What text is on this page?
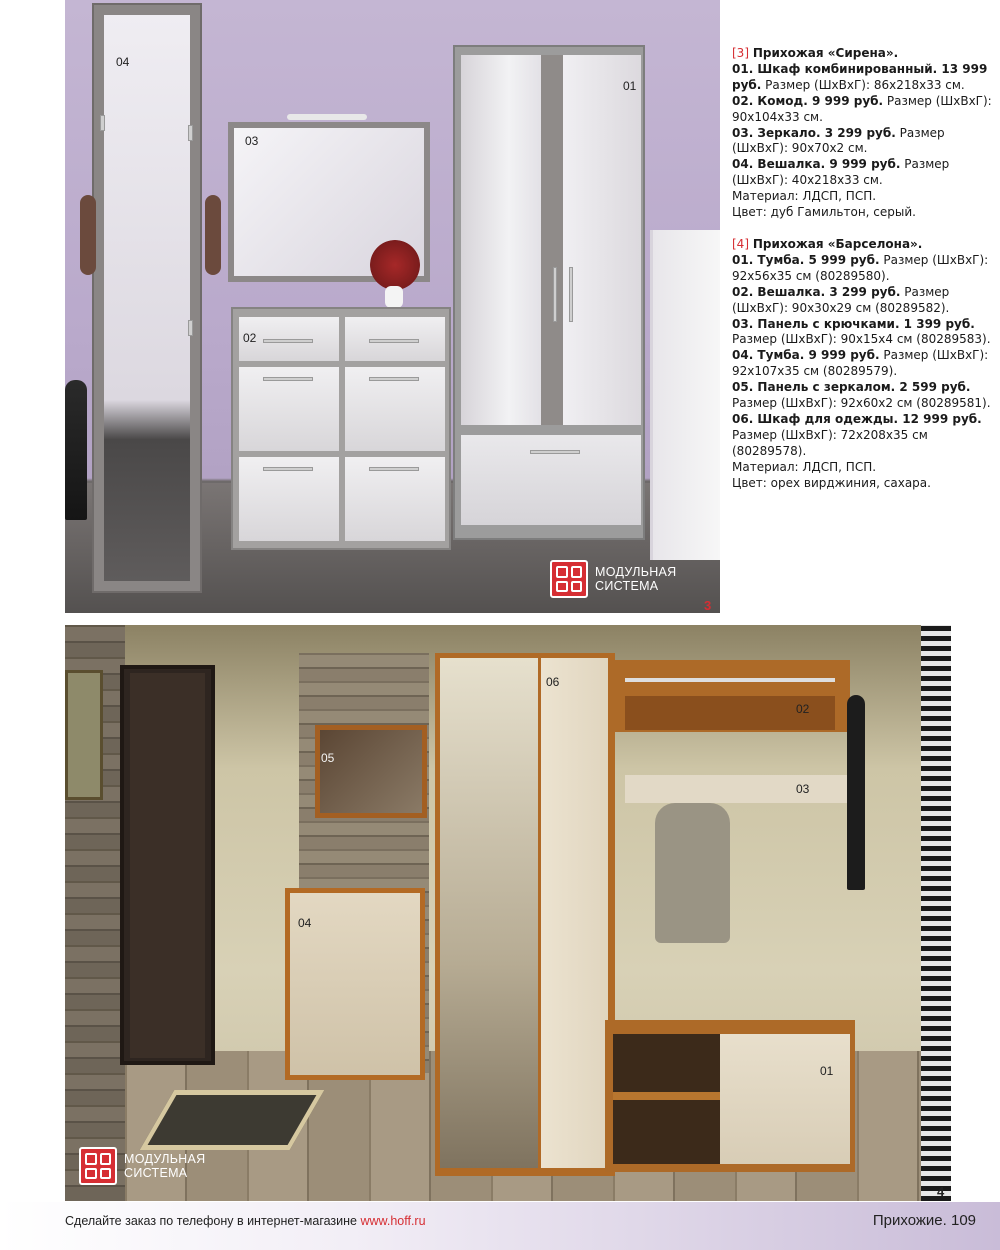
04
03
02
01
МОДУЛЬНАЯ
СИСТЕМА
3

[3] Прихожая «Сирена».

01. Шкаф комбинированный. 13 999 руб. Размер (ШхВхГ): 86x218x33 см.

02. Комод. 9 999 руб. Размер (ШхВхГ): 90x104x33 см.

03. Зеркало. 3 299 руб. Размер (ШхВхГ): 90x70x2 см.

04. Вешалка. 9 999 руб. Размер (ШхВхГ): 40x218x33 см.

Материал: ЛДСП, ПСП.

Цвет: дуб Гамильтон, серый.

[4] Прихожая «Барселона».

01. Тумба. 5 999 руб. Размер (ШхВхГ): 92x56x35 см (80289580).

02. Вешалка. 3 299 руб. Размер (ШхВхГ): 90x30x29 см (80289582).

03. Панель с крючками. 1 399 руб. Размер (ШхВхГ): 90x15x4 см (80289583).

04. Тумба. 9 999 руб. Размер (ШхВхГ): 92x107x35 см (80289579).

05. Панель с зеркалом. 2 599 руб. Размер (ШхВхГ): 92x60x2 см (80289581).

06. Шкаф для одежды. 12 999 руб. Размер (ШхВхГ): 72x208x35 см (80289578).

Материал: ЛДСП, ПСП.

Цвет: орех вирджиния, сахара.

06
02
03
05
04
01
МОДУЛЬНАЯ
СИСТЕМА
4
Сделайте заказ по телефону в интернет-магазине www.hoff.ru	Прихожие. 109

--------

## GOAL:
Working from the listing above, pick out every line that has "Шкаф" and copy it.

## THE RESPONSE:
01. Шкаф комбинированный. 13 999 руб. Размер (ШхВхГ): 86x218x33 см.
06. Шкаф для одежды. 12 999 руб. Размер (ШхВхГ): 72x208x35 см (80289578).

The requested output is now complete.